▶ **Provided text**:
#####

The insanity of shark fishing from a kayak...a profile of Lew Childre...a monster goldfish on the loose...the reinvention of fly fishing...angler lands a 900 pound shark...a Duluth plumber invents a new trolling rig...35 years after the Clean Water Act our water still isn't clean...the overlooked Chum...it must be THE NEWS OF THE WEEK!
London's Daily Mail reports on insane fishermen who catch sharks from their kayaks. I'd actually prefer gator fishing.
The Carolina Antique Tackle Collector's Club gets some love from The News & Observer.
From the You Can't Buy That Kind of Good Press File: Consumerist on-line illustrates how Quantum Fishing gains a lifelong customer with its repair policy.
An inspirational story about a young angler who hauls in a very large fish.
The Fort Wayne Journal Gazette reports that a Stewart Gordon is reinventing fly fishing. Most people thought there was nothing wrong with it in the first place...

#####

Records of labeled boxes
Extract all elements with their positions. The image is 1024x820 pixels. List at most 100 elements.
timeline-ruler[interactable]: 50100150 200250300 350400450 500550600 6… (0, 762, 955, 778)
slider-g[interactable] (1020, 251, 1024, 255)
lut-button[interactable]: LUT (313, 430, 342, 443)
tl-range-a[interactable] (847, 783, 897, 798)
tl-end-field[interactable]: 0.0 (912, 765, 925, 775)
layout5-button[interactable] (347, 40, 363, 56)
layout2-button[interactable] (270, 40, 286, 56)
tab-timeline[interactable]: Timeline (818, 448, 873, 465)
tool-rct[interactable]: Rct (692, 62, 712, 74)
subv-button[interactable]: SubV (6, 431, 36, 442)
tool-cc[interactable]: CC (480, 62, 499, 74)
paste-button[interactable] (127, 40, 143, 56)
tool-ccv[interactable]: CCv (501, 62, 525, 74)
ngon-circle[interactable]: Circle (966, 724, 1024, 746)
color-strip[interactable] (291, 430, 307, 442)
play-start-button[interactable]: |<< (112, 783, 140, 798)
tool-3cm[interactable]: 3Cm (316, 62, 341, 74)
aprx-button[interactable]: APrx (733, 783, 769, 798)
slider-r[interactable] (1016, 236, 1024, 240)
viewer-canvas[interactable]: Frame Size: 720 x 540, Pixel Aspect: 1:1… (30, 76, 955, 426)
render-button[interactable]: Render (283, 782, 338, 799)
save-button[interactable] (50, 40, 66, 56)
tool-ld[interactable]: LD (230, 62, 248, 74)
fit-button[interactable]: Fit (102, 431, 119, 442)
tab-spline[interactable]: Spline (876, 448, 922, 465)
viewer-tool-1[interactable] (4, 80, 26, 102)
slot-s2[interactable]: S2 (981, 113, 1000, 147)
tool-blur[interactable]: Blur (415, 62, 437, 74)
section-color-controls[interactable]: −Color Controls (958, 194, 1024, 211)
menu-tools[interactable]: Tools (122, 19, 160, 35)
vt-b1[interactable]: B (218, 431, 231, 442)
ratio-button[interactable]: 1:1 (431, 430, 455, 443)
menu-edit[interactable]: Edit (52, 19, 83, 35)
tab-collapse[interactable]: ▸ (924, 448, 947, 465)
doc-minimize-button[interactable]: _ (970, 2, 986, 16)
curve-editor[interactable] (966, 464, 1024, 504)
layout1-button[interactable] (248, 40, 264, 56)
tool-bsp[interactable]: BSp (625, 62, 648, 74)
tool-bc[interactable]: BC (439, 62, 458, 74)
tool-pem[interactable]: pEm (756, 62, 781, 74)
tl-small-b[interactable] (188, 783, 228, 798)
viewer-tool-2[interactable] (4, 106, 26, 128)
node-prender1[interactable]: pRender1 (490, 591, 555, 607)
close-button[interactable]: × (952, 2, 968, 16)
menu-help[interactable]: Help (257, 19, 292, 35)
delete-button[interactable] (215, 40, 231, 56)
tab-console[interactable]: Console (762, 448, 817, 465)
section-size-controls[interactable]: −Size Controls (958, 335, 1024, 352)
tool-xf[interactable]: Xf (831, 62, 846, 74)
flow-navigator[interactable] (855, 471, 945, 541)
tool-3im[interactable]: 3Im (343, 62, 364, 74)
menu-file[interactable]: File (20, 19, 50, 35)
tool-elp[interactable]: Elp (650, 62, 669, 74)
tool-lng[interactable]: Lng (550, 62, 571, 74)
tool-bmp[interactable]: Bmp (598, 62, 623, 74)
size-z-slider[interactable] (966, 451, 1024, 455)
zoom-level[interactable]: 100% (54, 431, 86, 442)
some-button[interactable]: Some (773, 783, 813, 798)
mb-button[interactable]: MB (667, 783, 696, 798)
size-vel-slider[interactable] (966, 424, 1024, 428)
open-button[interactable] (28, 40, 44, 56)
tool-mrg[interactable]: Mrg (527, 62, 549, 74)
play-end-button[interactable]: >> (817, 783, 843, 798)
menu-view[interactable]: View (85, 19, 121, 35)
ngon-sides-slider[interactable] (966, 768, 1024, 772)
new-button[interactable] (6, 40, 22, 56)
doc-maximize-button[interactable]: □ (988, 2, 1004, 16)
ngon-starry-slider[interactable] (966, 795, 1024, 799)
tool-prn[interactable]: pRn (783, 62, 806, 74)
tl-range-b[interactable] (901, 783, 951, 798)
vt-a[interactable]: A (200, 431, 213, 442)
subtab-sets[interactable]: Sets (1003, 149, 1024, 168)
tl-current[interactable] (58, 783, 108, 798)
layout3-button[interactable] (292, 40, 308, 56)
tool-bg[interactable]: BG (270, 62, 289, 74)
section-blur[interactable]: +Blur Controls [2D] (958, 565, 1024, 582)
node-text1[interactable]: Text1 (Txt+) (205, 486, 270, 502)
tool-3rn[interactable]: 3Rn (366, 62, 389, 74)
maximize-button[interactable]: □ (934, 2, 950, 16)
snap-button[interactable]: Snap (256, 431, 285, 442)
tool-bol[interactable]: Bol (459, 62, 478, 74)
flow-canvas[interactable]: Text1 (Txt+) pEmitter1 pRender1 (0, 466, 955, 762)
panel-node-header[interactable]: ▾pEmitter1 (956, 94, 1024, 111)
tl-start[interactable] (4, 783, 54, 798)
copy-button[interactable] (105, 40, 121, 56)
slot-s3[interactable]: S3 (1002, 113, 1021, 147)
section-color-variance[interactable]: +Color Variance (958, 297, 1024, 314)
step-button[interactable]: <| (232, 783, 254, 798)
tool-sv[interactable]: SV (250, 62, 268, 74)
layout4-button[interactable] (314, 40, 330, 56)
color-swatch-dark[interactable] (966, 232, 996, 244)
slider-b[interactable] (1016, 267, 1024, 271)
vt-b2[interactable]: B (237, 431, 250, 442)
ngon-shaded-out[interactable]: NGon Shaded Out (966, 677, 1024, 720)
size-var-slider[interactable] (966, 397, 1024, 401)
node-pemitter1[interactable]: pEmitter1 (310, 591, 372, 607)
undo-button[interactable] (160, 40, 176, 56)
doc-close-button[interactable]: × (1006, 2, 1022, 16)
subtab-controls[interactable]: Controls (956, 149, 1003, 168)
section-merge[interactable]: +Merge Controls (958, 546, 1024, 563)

#####

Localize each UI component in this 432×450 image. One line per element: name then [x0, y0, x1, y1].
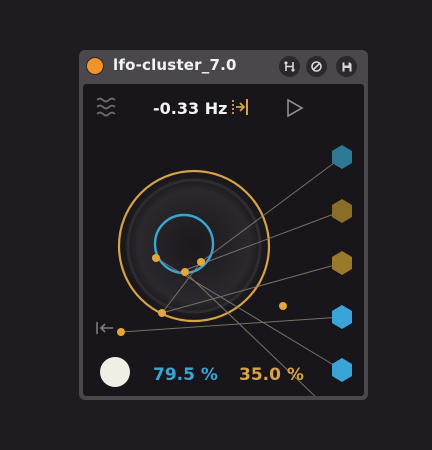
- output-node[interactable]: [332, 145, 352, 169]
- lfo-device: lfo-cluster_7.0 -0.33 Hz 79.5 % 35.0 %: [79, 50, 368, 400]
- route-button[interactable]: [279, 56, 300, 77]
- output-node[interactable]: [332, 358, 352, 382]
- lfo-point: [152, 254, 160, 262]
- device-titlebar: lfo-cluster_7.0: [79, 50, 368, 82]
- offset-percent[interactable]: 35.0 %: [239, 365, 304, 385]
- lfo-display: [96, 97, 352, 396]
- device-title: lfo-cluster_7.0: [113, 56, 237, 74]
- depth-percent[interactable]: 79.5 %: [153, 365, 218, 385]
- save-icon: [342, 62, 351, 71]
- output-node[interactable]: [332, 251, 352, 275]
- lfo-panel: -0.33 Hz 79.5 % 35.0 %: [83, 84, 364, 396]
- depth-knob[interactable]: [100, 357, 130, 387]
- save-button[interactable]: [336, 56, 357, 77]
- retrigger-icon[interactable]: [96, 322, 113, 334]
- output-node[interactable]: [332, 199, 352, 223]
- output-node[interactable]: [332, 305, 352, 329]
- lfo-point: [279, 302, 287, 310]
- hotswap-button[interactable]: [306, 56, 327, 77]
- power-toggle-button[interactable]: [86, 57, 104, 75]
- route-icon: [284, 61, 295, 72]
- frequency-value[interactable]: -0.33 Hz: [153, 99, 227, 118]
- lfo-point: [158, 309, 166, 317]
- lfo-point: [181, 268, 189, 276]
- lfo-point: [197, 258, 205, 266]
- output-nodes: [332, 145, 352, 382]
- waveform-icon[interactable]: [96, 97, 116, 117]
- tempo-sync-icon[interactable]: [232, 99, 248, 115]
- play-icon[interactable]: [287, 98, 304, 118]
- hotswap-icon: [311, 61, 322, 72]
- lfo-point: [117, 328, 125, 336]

#####

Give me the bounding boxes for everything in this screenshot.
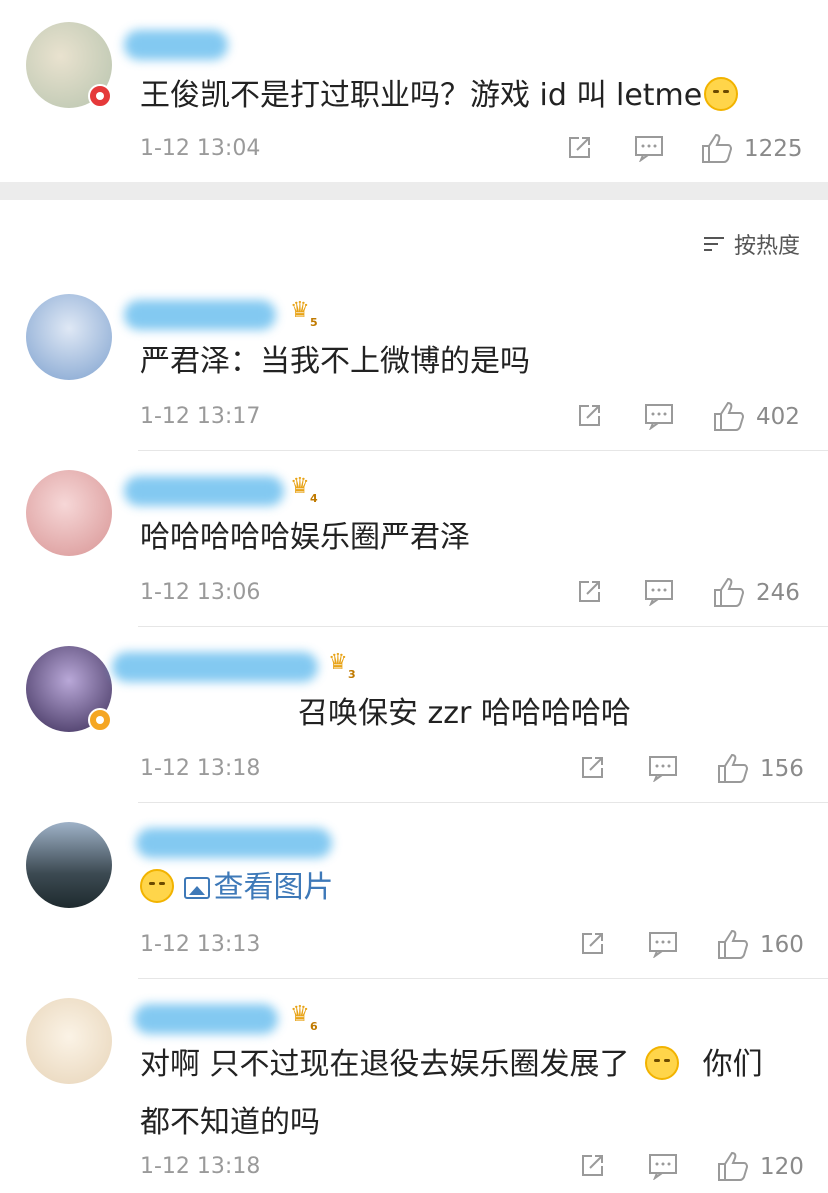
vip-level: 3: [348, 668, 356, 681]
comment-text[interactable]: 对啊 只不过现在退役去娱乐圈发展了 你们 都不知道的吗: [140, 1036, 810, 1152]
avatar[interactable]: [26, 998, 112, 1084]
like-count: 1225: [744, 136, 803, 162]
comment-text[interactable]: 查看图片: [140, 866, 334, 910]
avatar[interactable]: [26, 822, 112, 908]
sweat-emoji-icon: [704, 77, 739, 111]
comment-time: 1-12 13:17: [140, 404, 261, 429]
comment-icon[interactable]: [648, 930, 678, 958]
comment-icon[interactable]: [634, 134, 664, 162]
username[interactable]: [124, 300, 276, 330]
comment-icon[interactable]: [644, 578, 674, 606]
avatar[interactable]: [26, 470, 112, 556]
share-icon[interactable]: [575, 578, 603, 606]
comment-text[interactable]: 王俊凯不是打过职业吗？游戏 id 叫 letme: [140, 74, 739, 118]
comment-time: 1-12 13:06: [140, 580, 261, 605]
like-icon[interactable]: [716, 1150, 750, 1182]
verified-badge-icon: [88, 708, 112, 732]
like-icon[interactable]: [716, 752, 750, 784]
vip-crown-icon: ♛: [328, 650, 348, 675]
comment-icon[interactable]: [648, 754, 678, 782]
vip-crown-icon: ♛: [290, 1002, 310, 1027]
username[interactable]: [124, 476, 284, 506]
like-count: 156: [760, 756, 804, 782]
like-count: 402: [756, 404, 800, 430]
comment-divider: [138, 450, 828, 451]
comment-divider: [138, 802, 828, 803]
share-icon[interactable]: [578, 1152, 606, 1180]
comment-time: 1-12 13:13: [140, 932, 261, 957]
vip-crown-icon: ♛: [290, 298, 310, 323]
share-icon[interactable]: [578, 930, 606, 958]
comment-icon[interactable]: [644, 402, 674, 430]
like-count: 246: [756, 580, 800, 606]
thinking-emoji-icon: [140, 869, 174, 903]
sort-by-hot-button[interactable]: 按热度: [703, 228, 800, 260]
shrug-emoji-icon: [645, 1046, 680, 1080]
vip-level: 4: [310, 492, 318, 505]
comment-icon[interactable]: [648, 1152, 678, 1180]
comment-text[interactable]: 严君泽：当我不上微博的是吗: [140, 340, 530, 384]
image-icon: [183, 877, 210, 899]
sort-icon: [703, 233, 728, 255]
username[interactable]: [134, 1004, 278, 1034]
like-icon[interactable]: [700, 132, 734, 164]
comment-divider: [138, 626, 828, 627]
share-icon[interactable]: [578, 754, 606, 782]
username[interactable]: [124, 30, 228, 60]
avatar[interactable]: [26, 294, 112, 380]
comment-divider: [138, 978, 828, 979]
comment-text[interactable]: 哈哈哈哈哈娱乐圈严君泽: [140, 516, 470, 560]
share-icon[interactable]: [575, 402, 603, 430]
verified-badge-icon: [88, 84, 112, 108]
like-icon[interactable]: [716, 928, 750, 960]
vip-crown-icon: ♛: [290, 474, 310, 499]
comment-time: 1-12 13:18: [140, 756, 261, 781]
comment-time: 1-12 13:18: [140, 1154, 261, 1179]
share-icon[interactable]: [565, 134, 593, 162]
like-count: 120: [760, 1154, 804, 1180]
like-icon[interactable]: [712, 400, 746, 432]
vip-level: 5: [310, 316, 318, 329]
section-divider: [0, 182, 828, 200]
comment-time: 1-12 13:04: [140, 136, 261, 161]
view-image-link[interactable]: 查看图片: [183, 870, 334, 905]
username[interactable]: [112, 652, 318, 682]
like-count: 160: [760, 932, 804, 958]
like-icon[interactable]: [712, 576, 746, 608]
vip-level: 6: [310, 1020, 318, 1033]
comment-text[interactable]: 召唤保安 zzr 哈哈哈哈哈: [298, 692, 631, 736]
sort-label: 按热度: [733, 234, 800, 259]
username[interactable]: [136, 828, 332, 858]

#####

▶ **Set tasks**:
1 – Answer these questions using the fishing news roundup:
(a) Which newspaper reports on fishermen who catch sharks from their kayaks?
(b) Which club receives attention from The News & Observer?
(c) According to The Fort Wayne Journal Gazette, who is reinventing fly fishing?
2 – Revise the fishing news roundup by writing it out again, starting with "London's Daily Mail" and going on through "very large fish.", with "Quantum Fishing" replaced by "Quantum Tackle".
The records are not required for any of this work.

▶ **Final answers**:
1 –
(a) London's Daily Mail
(b) The Carolina Antique Tackle Collector's Club
(c) A Stewart Gordon

2 –
London's Daily Mail reports on insane fishermen who catch sharks from their kayaks. I'd actually prefer gator fishing.
The Carolina Antique Tackle Collector's Club gets some love from The News & Observer.
From the You Can't Buy That Kind of Good Press File: Consumerist on-line illustrates how Quantum Tackle gains a lifelong customer with its repair policy.
An inspirational story about a young angler who hauls in a very large fish.